### Short exercise
Going through the material below, please gather all lines with the word "İndir" in them.

-- START --

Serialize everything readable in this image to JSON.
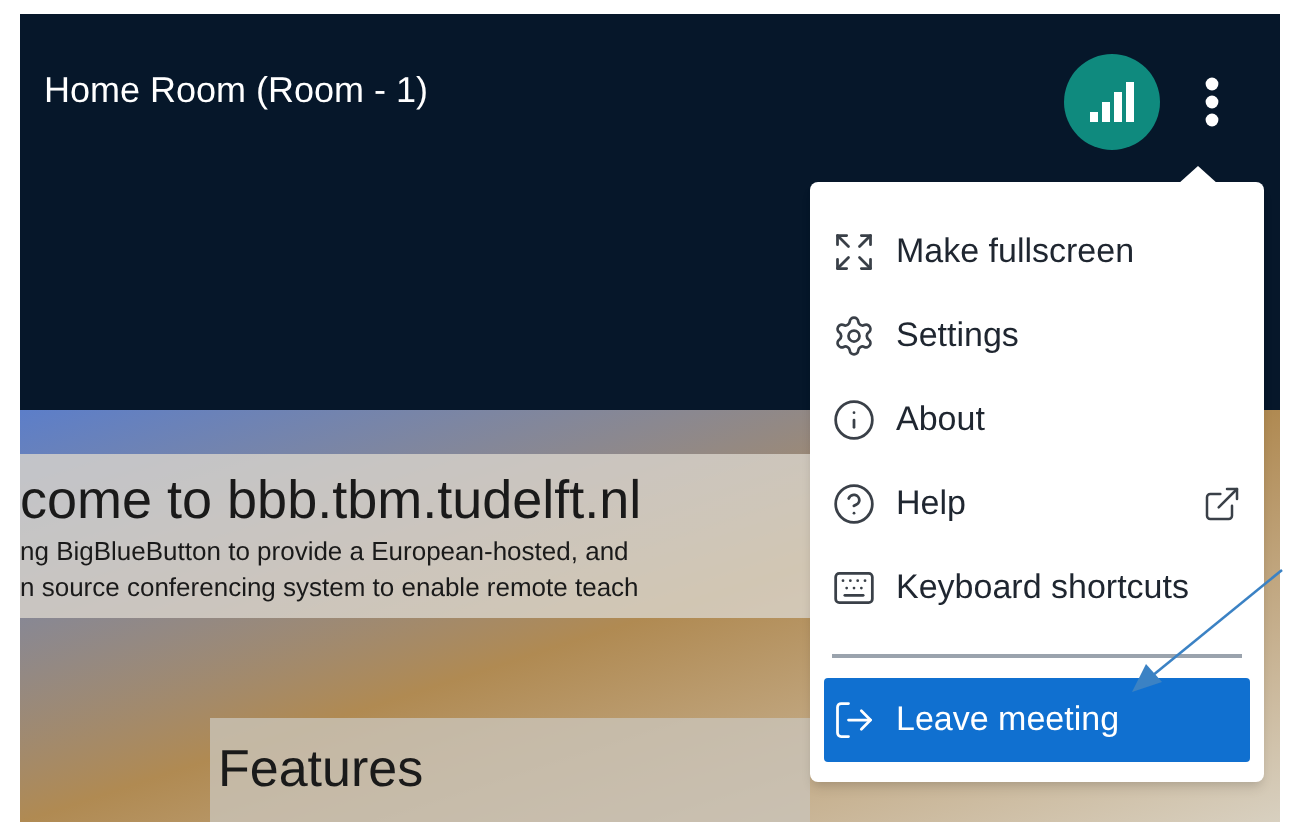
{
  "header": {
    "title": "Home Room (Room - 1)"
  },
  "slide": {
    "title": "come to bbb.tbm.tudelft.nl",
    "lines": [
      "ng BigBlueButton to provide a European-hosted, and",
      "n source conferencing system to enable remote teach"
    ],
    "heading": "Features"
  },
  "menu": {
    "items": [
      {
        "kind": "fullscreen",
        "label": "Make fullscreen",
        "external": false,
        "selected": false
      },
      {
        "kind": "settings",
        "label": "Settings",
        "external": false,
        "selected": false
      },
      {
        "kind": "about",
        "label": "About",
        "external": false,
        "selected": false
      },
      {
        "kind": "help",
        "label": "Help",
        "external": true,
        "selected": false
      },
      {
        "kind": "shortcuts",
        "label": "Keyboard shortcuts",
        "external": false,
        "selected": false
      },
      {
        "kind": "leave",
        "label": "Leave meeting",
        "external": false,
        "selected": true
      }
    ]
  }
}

-- END --
-- START --

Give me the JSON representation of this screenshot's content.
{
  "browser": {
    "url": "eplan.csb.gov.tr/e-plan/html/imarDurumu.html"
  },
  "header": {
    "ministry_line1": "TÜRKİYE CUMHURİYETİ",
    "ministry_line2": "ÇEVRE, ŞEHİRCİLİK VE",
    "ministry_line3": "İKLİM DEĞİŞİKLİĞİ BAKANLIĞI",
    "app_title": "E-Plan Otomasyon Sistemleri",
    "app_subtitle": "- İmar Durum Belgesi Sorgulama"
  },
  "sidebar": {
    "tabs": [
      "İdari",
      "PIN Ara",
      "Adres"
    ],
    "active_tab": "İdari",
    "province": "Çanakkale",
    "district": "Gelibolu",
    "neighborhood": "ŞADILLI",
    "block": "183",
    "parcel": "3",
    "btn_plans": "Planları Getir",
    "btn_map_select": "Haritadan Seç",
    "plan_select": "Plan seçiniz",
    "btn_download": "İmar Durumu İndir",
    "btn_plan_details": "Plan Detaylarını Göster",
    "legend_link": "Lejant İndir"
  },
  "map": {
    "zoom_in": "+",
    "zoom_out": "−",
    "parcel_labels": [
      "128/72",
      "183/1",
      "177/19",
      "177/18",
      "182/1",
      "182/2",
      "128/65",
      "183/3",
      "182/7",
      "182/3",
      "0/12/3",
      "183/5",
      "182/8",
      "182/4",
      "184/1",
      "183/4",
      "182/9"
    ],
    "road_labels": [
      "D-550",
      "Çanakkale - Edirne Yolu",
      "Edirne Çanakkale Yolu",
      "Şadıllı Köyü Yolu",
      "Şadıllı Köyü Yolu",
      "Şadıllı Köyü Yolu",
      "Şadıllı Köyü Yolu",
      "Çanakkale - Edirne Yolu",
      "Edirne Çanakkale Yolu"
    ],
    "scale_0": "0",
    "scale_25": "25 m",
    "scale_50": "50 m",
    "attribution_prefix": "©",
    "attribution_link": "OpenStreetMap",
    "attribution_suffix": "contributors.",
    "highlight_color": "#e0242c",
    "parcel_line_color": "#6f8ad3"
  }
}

-- END --

### Reply to the exercise
    "btn_download": "İmar Durumu İndir",
    "legend_link": "Lejant İndir"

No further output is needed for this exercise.